**Dataset:**
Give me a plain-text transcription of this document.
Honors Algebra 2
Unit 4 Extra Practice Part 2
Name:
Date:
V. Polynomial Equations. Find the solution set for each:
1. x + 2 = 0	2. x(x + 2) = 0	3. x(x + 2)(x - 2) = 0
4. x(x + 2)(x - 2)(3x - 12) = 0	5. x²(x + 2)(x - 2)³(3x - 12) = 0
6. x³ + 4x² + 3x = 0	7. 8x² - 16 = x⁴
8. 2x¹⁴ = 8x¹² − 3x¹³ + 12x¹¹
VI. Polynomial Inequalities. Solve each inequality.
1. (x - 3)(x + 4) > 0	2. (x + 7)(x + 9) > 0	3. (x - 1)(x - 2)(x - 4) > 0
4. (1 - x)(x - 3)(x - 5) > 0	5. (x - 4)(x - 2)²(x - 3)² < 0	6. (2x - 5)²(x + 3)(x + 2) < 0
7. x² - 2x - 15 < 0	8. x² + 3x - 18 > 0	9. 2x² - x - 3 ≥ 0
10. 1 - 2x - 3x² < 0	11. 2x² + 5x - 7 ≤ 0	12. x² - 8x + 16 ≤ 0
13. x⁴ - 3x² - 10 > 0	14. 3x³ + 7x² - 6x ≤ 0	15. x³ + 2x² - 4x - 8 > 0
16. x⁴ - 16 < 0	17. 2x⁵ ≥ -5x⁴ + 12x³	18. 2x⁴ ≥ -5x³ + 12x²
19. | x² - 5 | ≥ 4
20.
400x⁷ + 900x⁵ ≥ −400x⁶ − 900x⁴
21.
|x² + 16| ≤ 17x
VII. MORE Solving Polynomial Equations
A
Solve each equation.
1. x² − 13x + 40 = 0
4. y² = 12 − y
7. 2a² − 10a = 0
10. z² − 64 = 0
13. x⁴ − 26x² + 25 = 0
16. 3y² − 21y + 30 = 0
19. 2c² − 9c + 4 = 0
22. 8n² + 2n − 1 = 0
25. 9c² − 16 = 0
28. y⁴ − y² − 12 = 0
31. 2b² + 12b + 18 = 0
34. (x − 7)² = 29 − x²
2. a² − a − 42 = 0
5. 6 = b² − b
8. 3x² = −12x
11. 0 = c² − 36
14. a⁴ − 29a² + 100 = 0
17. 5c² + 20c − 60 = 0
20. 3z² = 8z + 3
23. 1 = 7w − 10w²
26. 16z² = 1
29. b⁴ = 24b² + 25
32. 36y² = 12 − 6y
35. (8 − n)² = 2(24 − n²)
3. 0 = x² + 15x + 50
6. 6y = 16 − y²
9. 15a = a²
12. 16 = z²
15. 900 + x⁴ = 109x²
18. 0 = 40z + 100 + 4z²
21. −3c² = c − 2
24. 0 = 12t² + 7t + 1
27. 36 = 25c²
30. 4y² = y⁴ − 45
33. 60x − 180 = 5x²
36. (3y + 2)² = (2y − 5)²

**Description of the task:**
Output the entries exactly.

**Answer:**
Give me a plain-text transcription of this document.
Honors Algebra 2
Unit 4 Extra Practice Part 2
Name:
Date:
V. Polynomial Equations. Find the solution set for each:
1. x + 2 = 0	2. x(x + 2) = 0	3. x(x + 2)(x - 2) = 0
4. x(x + 2)(x - 2)(3x - 12) = 0	5. x²(x + 2)(x - 2)³(3x - 12) = 0
6. x³ + 4x² + 3x = 0	7. 8x² - 16 = x⁴
8. 2x¹⁴ = 8x¹² − 3x¹³ + 12x¹¹
VI. Polynomial Inequalities. Solve each inequality.
1. (x - 3)(x + 4) > 0	2. (x + 7)(x + 9) > 0	3. (x - 1)(x - 2)(x - 4) > 0
4. (1 - x)(x - 3)(x - 5) > 0	5. (x - 4)(x - 2)²(x - 3)² < 0	6. (2x - 5)²(x + 3)(x + 2) < 0
7. x² - 2x - 15 < 0	8. x² + 3x - 18 > 0	9. 2x² - x - 3 ≥ 0
10. 1 - 2x - 3x² < 0	11. 2x² + 5x - 7 ≤ 0	12. x² - 8x + 16 ≤ 0
13. x⁴ - 3x² - 10 > 0	14. 3x³ + 7x² - 6x ≤ 0	15. x³ + 2x² - 4x - 8 > 0
16. x⁴ - 16 < 0	17. 2x⁵ ≥ -5x⁴ + 12x³	18. 2x⁴ ≥ -5x³ + 12x²
19. | x² - 5 | ≥ 4
20.
400x⁷ + 900x⁵ ≥ −400x⁶ − 900x⁴
21.
|x² + 16| ≤ 17x
VII. MORE Solving Polynomial Equations
A
Solve each equation.
1. x² − 13x + 40 = 0
4. y² = 12 − y
7. 2a² − 10a = 0
10. z² − 64 = 0
13. x⁴ − 26x² + 25 = 0
16. 3y² − 21y + 30 = 0
19. 2c² − 9c + 4 = 0
22. 8n² + 2n − 1 = 0
25. 9c² − 16 = 0
28. y⁴ − y² − 12 = 0
31. 2b² + 12b + 18 = 0
34. (x − 7)² = 29 − x²
2. a² − a − 42 = 0
5. 6 = b² − b
8. 3x² = −12x
11. 0 = c² − 36
14. a⁴ − 29a² + 100 = 0
17. 5c² + 20c − 60 = 0
20. 3z² = 8z + 3
23. 1 = 7w − 10w²
26. 16z² = 1
29. b⁴ = 24b² + 25
32. 36y² = 12 − 6y
35. (8 − n)² = 2(24 − n²)
3. 0 = x² + 15x + 50
6. 6y = 16 − y²
9. 15a = a²
12. 16 = z²
15. 900 + x⁴ = 109x²
18. 0 = 40z + 100 + 4z²
21. −3c² = c − 2
24. 0 = 12t² + 7t + 1
27. 36 = 25c²
30. 4y² = y⁴ − 45
33. 60x − 180 = 5x²
36. (3y + 2)² = (2y − 5)²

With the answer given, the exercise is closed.